→ **本文抜粋**
------------------------------------------------

[東京国立博物館] 等伯の松林図

新年の蛇の置物などの展示に人だかりは出来ているが、インドの精密画、バローチタンのテキスタイルなどの展示には人が少ない。なかなか渋い展示。いつ来てもさすがだ。



そして長谷川等伯の「松林図屛風」。以前も国立博物館150年記念展の時にも見たのだが、今回はシアタールームでの解説付(別途600円)。自分がこの絵に興味を持ったのは、日本経済新聞の連載小説の「等伯」。今から10年以上前に1年以上にわたって朝刊で連載されていて、当時自分は毎朝、文化欄の「私の履歴書」とこの小説から新聞を読んでいた。
この一見簡素に見える水墨画もだが、等伯についても謎に包まれている。能登の田舎に生まれた長谷川等伯は、都で隆盛を誇っていた豪華絢爛で力強い画風の狩野派の絵師とよく比較をされる。上京して頭角を現した等伯は、秀吉から寺社の襖絵などの注文を受けるようになる。壮年時に息子と一緒に描いた絵は華やかで繊細なものが多い。

------------------------------------------------

→ **項目一覧**
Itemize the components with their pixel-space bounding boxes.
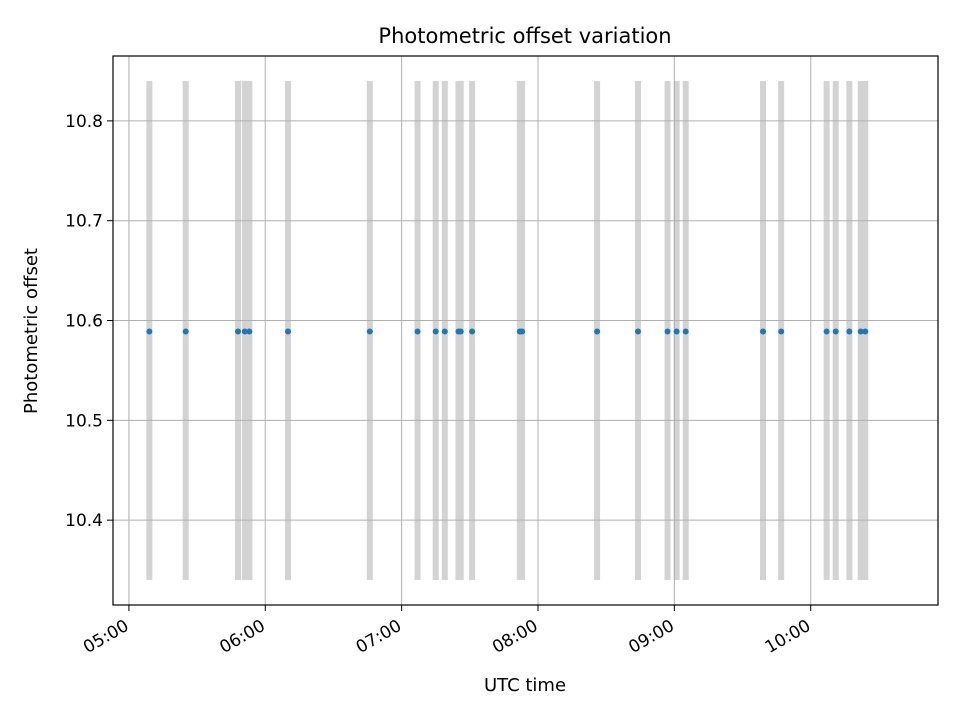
x-tick-label: 08:00: [489, 616, 541, 658]
data-point: [594, 328, 601, 335]
data-point: [241, 328, 248, 335]
data-point: [414, 328, 421, 335]
y-axis-label: Photometric offset: [21, 248, 42, 414]
data-point: [432, 328, 439, 335]
x-axis-label: UTC time: [484, 675, 566, 696]
data-point: [146, 328, 153, 335]
data-point: [366, 328, 373, 335]
data-point: [760, 328, 766, 335]
data-point: [285, 328, 291, 335]
x-tick-label: 07:00: [353, 616, 405, 658]
y-tick-label: 10.4: [65, 511, 103, 531]
plot-frame: [112, 55, 939, 606]
y-axis-ticks: 10.4 10.5 10.6 10.7 10.8: [65, 112, 113, 531]
data-point: [246, 328, 253, 335]
x-tick-label: 10:00: [762, 616, 814, 658]
data-point: [682, 328, 689, 335]
data-point: [832, 328, 839, 335]
data-points: [146, 328, 869, 335]
data-point: [519, 328, 526, 335]
y-tick-label: 10.8: [65, 112, 103, 132]
data-point: [235, 328, 241, 335]
chart-title: Photometric offset variation: [378, 24, 671, 48]
data-point: [441, 328, 448, 335]
data-point: [823, 328, 830, 335]
data-point: [846, 328, 853, 335]
y-tick-label: 10.6: [65, 312, 103, 332]
data-point: [664, 328, 671, 335]
data-point: [182, 328, 189, 335]
data-point: [635, 328, 641, 335]
data-point: [673, 328, 680, 335]
x-tick-label: 05:00: [80, 616, 132, 658]
data-point: [857, 328, 864, 335]
data-point: [457, 328, 464, 335]
exposure-bands: [146, 80, 869, 581]
x-axis-ticks: 05:00 06:00 07:00 08:00 09:00 10:00: [80, 605, 814, 658]
y-tick-label: 10.7: [65, 212, 103, 232]
data-point: [469, 328, 476, 335]
x-tick-label: 09:00: [625, 616, 677, 658]
y-tick-label: 10.5: [65, 411, 103, 431]
x-tick-label: 06:00: [216, 616, 268, 658]
data-point: [862, 328, 869, 335]
data-point: [778, 328, 785, 335]
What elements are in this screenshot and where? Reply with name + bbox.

------------------------------------------------

→ **やること**
- a) 本文抜粋をもとに、次の問いに答える。
(i) シアタールームでの解説には別途いくらかかったか。
(ii) 筆者がこの絵に興味を持つきっかけとなった連載小説の題名は何か。
(iii) 長谷川等伯はどこに生まれたか。
- b) 松林図についての本文抜粋を、最後の文の後から書き継ぐ。
項目は本文抜粋とは別の出典から取ったものだ。

→ **回答一覧**
- a)
(i) 600円
(ii) 「等伯」
(iii) 能登の田舎

- b)
でも等伯の最高傑作と言われるのはこの水墨画。日本の水墨画の頂点とも言われ大きな作品なのに、何のために描いたかすら謎。そもそもこれは完成作品ではなく下絵だという説もある。跡継ぎにしようとしていた息子の急死、狩野派との対立、豊臣から徳川に時代が変わっていく頃に、等伯の身の上に何かが起こり、心境の変化が有った。
解説では、この絵をどのようにして描いたのかも謎に包まれているという話を聴いた。筆だけでなく藁を束ねたものやヘラ(?)などをも使っているかもしれない。薄い部分から濃い部分を何層にも重ね、故郷の能登の冬の森、雪の中の木々を立体的に描いている。
徳川幕府ができ、歳をとった等伯は新しい絵の仕事を得ようと江戸に旅立つ。そして江戸に到着した翌日に急死。江戸時代になり狩野派はさらに有名になり、長谷川派は忘れられていく。また日の目を見るようになったのは昭和になってから。第二次大戦後、国宝第一号に選ばれたのはこの長谷川等伯の松林図。今は国立博物館で正月に公開される。今回は1月13日まで。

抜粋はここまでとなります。